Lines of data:

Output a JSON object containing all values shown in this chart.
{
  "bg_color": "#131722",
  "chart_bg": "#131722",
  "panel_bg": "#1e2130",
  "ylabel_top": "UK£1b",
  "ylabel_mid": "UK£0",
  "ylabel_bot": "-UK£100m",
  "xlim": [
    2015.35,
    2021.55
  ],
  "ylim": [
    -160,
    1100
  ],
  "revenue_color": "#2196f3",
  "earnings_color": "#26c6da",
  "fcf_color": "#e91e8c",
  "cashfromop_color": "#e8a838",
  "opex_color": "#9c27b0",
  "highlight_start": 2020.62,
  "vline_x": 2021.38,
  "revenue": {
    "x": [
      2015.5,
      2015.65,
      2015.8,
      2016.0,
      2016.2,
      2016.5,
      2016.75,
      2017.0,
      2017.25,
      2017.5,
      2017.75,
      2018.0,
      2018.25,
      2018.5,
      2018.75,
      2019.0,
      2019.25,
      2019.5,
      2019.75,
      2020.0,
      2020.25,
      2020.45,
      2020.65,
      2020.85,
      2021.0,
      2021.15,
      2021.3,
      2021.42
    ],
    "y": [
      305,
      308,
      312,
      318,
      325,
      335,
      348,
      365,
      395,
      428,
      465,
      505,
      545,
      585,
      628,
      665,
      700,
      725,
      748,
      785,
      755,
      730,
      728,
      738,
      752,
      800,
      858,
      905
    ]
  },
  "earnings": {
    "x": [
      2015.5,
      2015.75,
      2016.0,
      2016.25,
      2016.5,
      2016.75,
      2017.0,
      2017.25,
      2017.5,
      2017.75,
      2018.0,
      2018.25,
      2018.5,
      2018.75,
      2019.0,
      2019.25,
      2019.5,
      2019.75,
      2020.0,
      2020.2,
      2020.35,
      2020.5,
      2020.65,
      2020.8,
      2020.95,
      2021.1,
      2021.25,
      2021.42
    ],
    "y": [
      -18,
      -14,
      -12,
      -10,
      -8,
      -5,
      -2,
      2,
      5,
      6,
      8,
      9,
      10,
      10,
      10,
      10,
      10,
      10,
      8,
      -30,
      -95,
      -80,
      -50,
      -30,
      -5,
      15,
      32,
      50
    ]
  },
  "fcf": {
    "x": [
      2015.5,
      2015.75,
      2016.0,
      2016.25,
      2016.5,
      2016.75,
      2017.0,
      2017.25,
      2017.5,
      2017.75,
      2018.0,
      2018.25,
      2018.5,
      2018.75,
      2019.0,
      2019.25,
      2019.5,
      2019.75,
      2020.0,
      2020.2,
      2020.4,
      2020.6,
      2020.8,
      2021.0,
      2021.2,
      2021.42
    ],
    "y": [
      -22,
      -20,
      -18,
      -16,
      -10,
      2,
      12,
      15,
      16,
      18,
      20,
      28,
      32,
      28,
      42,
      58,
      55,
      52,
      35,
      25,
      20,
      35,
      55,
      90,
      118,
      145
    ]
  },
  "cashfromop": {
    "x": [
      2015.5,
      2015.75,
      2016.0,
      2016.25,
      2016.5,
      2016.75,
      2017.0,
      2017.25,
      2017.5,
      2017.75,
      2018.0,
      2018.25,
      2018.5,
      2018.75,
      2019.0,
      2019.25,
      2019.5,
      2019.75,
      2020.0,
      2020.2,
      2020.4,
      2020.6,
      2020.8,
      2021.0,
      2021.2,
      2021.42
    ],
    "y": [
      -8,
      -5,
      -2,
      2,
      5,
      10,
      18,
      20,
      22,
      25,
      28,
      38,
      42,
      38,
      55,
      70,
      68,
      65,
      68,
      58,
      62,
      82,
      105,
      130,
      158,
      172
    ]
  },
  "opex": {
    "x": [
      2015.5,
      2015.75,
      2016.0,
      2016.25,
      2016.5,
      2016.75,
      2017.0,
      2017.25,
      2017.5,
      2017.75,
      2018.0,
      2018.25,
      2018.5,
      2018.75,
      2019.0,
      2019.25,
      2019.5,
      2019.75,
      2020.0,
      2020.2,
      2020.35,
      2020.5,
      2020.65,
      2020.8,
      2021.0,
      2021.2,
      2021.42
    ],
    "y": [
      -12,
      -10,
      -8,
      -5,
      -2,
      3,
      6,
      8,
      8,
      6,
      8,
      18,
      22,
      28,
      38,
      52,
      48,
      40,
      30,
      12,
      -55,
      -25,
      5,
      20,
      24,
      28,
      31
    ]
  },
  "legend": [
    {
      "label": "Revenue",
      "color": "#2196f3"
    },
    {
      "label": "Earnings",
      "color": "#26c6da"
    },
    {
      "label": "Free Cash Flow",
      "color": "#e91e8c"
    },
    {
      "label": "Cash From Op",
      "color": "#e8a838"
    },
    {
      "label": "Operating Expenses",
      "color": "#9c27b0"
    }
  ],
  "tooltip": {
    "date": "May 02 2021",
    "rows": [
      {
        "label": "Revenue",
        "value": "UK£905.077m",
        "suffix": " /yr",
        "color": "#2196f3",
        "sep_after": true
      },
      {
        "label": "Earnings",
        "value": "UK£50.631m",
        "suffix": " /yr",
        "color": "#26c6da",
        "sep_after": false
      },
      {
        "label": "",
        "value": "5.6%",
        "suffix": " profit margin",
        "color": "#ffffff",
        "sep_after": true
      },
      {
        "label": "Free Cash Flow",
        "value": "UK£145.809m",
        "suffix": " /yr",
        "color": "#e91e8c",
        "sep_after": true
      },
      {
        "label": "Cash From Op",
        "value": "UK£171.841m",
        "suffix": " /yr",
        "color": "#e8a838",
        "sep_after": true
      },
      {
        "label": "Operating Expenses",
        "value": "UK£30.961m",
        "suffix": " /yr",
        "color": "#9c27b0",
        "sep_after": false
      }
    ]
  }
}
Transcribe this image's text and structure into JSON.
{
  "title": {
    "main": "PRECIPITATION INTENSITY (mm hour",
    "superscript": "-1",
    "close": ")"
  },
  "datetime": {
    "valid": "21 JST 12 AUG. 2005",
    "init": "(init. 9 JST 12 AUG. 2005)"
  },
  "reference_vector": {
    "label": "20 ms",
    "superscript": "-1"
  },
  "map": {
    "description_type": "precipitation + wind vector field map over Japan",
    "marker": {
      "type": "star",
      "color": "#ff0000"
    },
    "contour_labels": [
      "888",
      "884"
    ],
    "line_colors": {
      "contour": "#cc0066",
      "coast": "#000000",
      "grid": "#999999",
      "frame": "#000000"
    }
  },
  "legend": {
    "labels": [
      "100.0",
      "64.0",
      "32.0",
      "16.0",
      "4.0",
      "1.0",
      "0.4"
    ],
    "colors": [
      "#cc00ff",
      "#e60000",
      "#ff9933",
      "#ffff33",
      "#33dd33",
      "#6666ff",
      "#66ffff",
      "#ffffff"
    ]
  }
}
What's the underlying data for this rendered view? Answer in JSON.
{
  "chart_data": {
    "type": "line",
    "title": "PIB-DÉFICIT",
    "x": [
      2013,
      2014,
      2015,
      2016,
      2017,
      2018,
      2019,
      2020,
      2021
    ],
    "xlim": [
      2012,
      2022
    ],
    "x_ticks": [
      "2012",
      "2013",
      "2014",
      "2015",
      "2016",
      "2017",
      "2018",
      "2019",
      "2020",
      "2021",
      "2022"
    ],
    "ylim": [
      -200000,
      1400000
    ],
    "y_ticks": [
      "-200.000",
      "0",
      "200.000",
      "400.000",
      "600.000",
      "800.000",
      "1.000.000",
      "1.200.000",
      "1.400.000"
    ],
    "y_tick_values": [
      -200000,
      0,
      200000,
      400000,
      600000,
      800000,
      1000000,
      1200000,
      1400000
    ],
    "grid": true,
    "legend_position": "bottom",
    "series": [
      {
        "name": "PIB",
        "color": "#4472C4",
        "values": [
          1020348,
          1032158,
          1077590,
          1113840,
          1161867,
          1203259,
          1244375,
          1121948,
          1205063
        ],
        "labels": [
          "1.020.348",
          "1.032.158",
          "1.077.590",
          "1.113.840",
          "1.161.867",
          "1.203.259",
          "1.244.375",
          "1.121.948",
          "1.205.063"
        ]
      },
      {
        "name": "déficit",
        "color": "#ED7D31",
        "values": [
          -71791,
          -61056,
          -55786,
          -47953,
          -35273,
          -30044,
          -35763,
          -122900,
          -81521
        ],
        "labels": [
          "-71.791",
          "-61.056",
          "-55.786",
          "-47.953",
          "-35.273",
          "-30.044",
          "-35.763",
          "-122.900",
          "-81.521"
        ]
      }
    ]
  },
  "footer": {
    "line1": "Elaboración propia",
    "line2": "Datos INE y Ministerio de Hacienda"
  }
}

_YOUR INSTRUCTIONS_
Return only those lines of the records that contain the string "Flow".

_SOLUTION TO THIS PROBLEM_
      "label": "Free Cash Flow",
        "label": "Free Cash Flow",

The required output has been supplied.